*** SUPPLIED INFORMATION ***
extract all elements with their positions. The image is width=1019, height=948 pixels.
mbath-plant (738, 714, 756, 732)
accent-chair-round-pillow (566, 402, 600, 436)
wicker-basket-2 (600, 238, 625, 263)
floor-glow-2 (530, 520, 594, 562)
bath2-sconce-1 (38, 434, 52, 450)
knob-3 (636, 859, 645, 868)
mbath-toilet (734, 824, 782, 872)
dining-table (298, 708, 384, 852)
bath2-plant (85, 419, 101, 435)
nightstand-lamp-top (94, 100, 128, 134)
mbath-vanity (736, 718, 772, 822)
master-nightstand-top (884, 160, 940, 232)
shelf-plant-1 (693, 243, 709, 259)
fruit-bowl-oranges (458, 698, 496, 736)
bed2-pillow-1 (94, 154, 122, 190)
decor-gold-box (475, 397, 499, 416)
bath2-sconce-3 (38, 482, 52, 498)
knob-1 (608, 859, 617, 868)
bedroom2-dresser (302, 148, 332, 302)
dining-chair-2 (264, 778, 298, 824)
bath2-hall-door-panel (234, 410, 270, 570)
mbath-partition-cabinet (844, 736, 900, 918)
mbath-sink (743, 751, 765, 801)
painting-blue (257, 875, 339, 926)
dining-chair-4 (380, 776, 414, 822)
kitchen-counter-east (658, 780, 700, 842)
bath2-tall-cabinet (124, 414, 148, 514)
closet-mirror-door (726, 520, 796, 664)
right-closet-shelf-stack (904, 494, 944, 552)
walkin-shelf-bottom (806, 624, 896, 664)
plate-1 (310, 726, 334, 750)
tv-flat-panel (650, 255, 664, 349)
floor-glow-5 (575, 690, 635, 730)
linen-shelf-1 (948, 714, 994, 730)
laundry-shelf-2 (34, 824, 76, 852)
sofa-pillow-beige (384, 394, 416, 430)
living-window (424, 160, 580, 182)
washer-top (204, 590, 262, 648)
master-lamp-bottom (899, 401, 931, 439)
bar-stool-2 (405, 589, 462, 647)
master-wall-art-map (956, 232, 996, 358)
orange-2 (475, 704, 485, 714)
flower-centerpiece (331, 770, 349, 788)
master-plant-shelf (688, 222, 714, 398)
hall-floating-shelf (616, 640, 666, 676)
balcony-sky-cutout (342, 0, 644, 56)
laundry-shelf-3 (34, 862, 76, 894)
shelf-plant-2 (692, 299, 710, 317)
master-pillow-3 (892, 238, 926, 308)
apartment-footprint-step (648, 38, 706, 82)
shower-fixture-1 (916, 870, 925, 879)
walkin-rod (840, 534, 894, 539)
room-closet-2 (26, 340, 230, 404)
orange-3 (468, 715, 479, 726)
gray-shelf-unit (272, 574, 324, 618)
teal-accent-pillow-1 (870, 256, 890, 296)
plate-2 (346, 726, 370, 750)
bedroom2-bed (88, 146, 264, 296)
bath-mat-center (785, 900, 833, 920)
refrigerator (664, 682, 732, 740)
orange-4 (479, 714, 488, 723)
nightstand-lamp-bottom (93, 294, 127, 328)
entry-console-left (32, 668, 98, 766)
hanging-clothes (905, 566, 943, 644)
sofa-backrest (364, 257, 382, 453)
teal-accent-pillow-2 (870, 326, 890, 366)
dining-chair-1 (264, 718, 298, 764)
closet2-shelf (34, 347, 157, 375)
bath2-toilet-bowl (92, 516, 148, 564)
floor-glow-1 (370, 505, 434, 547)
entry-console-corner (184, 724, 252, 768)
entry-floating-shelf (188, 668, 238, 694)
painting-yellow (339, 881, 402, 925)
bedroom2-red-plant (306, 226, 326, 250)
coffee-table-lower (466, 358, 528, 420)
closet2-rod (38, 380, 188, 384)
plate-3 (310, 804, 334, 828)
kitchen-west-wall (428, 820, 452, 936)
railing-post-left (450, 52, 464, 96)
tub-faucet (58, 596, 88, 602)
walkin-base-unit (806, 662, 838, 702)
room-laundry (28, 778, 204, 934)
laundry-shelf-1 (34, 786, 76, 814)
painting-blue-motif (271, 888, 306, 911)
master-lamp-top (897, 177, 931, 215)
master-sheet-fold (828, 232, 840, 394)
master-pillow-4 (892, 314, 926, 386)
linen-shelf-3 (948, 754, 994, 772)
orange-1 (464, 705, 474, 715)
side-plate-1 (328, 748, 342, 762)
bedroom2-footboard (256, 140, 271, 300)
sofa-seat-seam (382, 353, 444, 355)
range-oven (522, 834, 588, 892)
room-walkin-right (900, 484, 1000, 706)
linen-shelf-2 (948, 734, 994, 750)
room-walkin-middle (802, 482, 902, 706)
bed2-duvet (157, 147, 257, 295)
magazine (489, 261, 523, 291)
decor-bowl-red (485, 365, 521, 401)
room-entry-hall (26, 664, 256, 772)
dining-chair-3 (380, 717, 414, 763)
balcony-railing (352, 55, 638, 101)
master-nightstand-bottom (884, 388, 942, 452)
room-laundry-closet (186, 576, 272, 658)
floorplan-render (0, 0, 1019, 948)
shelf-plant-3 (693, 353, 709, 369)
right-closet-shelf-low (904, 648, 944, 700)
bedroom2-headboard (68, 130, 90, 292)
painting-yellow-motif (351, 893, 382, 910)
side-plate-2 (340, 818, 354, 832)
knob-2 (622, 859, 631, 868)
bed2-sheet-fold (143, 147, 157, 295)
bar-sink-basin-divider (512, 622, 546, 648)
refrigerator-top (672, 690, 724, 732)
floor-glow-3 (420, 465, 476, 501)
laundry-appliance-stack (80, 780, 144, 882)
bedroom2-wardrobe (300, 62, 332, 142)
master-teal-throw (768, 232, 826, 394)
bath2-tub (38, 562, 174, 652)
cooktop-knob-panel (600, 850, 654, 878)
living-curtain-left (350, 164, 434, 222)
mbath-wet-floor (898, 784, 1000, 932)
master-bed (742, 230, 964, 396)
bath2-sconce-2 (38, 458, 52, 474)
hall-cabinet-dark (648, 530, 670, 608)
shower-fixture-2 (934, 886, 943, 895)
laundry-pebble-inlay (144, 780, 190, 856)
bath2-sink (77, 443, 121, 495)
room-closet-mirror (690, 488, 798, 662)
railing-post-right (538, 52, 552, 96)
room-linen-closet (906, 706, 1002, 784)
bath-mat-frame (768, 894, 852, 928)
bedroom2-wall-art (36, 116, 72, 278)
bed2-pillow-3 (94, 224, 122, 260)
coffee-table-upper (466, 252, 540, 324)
***
EXERCISE PROMPT: Copy the records above word for word.

FINAL RESULT:
extract all elements with their positions. The image is width=1019, height=948 pixels.
mbath-plant (738, 714, 756, 732)
accent-chair-round-pillow (566, 402, 600, 436)
wicker-basket-2 (600, 238, 625, 263)
floor-glow-2 (530, 520, 594, 562)
bath2-sconce-1 (38, 434, 52, 450)
knob-3 (636, 859, 645, 868)
mbath-toilet (734, 824, 782, 872)
dining-table (298, 708, 384, 852)
bath2-plant (85, 419, 101, 435)
nightstand-lamp-top (94, 100, 128, 134)
mbath-vanity (736, 718, 772, 822)
master-nightstand-top (884, 160, 940, 232)
shelf-plant-1 (693, 243, 709, 259)
fruit-bowl-oranges (458, 698, 496, 736)
bed2-pillow-1 (94, 154, 122, 190)
decor-gold-box (475, 397, 499, 416)
bath2-sconce-3 (38, 482, 52, 498)
knob-1 (608, 859, 617, 868)
bedroom2-dresser (302, 148, 332, 302)
dining-chair-2 (264, 778, 298, 824)
bath2-hall-door-panel (234, 410, 270, 570)
mbath-partition-cabinet (844, 736, 900, 918)
mbath-sink (743, 751, 765, 801)
painting-blue (257, 875, 339, 926)
dining-chair-4 (380, 776, 414, 822)
kitchen-counter-east (658, 780, 700, 842)
bath2-tall-cabinet (124, 414, 148, 514)
closet-mirror-door (726, 520, 796, 664)
right-closet-shelf-stack (904, 494, 944, 552)
walkin-shelf-bottom (806, 624, 896, 664)
plate-1 (310, 726, 334, 750)
tv-flat-panel (650, 255, 664, 349)
floor-glow-5 (575, 690, 635, 730)
linen-shelf-1 (948, 714, 994, 730)
laundry-shelf-2 (34, 824, 76, 852)
sofa-pillow-beige (384, 394, 416, 430)
living-window (424, 160, 580, 182)
washer-top (204, 590, 262, 648)
master-lamp-bottom (899, 401, 931, 439)
bar-stool-2 (405, 589, 462, 647)
master-wall-art-map (956, 232, 996, 358)
orange-2 (475, 704, 485, 714)
flower-centerpiece (331, 770, 349, 788)
master-plant-shelf (688, 222, 714, 398)
hall-floating-shelf (616, 640, 666, 676)
balcony-sky-cutout (342, 0, 644, 56)
laundry-shelf-3 (34, 862, 76, 894)
shelf-plant-2 (692, 299, 710, 317)
master-pillow-3 (892, 238, 926, 308)
apartment-footprint-step (648, 38, 706, 82)
shower-fixture-1 (916, 870, 925, 879)
walkin-rod (840, 534, 894, 539)
room-closet-2 (26, 340, 230, 404)
orange-3 (468, 715, 479, 726)
gray-shelf-unit (272, 574, 324, 618)
teal-accent-pillow-1 (870, 256, 890, 296)
plate-2 (346, 726, 370, 750)
bedroom2-bed (88, 146, 264, 296)
bath-mat-center (785, 900, 833, 920)
refrigerator (664, 682, 732, 740)
orange-4 (479, 714, 488, 723)
nightstand-lamp-bottom (93, 294, 127, 328)
entry-console-left (32, 668, 98, 766)
hanging-clothes (905, 566, 943, 644)
sofa-backrest (364, 257, 382, 453)
teal-accent-pillow-2 (870, 326, 890, 366)
dining-chair-1 (264, 718, 298, 764)
closet2-shelf (34, 347, 157, 375)
bath2-toilet-bowl (92, 516, 148, 564)
floor-glow-1 (370, 505, 434, 547)
entry-console-corner (184, 724, 252, 768)
entry-floating-shelf (188, 668, 238, 694)
painting-yellow (339, 881, 402, 925)
bedroom2-red-plant (306, 226, 326, 250)
coffee-table-lower (466, 358, 528, 420)
closet2-rod (38, 380, 188, 384)
plate-3 (310, 804, 334, 828)
kitchen-west-wall (428, 820, 452, 936)
railing-post-left (450, 52, 464, 96)
tub-faucet (58, 596, 88, 602)
walkin-base-unit (806, 662, 838, 702)
room-laundry (28, 778, 204, 934)
laundry-shelf-1 (34, 786, 76, 814)
painting-blue-motif (271, 888, 306, 911)
master-lamp-top (897, 177, 931, 215)
master-sheet-fold (828, 232, 840, 394)
master-pillow-4 (892, 314, 926, 386)
linen-shelf-3 (948, 754, 994, 772)
orange-1 (464, 705, 474, 715)
side-plate-1 (328, 748, 342, 762)
bedroom2-footboard (256, 140, 271, 300)
sofa-seat-seam (382, 353, 444, 355)
range-oven (522, 834, 588, 892)
room-walkin-right (900, 484, 1000, 706)
linen-shelf-2 (948, 734, 994, 750)
room-walkin-middle (802, 482, 902, 706)
bed2-duvet (157, 147, 257, 295)
magazine (489, 261, 523, 291)
decor-bowl-red (485, 365, 521, 401)
room-entry-hall (26, 664, 256, 772)
dining-chair-3 (380, 717, 414, 763)
balcony-railing (352, 55, 638, 101)
master-nightstand-bottom (884, 388, 942, 452)
room-laundry-closet (186, 576, 272, 658)
floorplan-render (0, 0, 1019, 948)
shelf-plant-3 (693, 353, 709, 369)
right-closet-shelf-low (904, 648, 944, 700)
bedroom2-headboard (68, 130, 90, 292)
painting-yellow-motif (351, 893, 382, 910)
side-plate-2 (340, 818, 354, 832)
knob-2 (622, 859, 631, 868)
bed2-sheet-fold (143, 147, 157, 295)
bar-sink-basin-divider (512, 622, 546, 648)
refrigerator-top (672, 690, 724, 732)
floor-glow-3 (420, 465, 476, 501)
laundry-appliance-stack (80, 780, 144, 882)
bedroom2-wardrobe (300, 62, 332, 142)
master-teal-throw (768, 232, 826, 394)
bath2-tub (38, 562, 174, 652)
cooktop-knob-panel (600, 850, 654, 878)
living-curtain-left (350, 164, 434, 222)
mbath-wet-floor (898, 784, 1000, 932)
master-bed (742, 230, 964, 396)
bath2-sconce-2 (38, 458, 52, 474)
hall-cabinet-dark (648, 530, 670, 608)
shower-fixture-2 (934, 886, 943, 895)
laundry-pebble-inlay (144, 780, 190, 856)
bath2-sink (77, 443, 121, 495)
room-closet-mirror (690, 488, 798, 662)
railing-post-right (538, 52, 552, 96)
room-linen-closet (906, 706, 1002, 784)
bath-mat-frame (768, 894, 852, 928)
bedroom2-wall-art (36, 116, 72, 278)
bed2-pillow-3 (94, 224, 122, 260)
coffee-table-upper (466, 252, 540, 324)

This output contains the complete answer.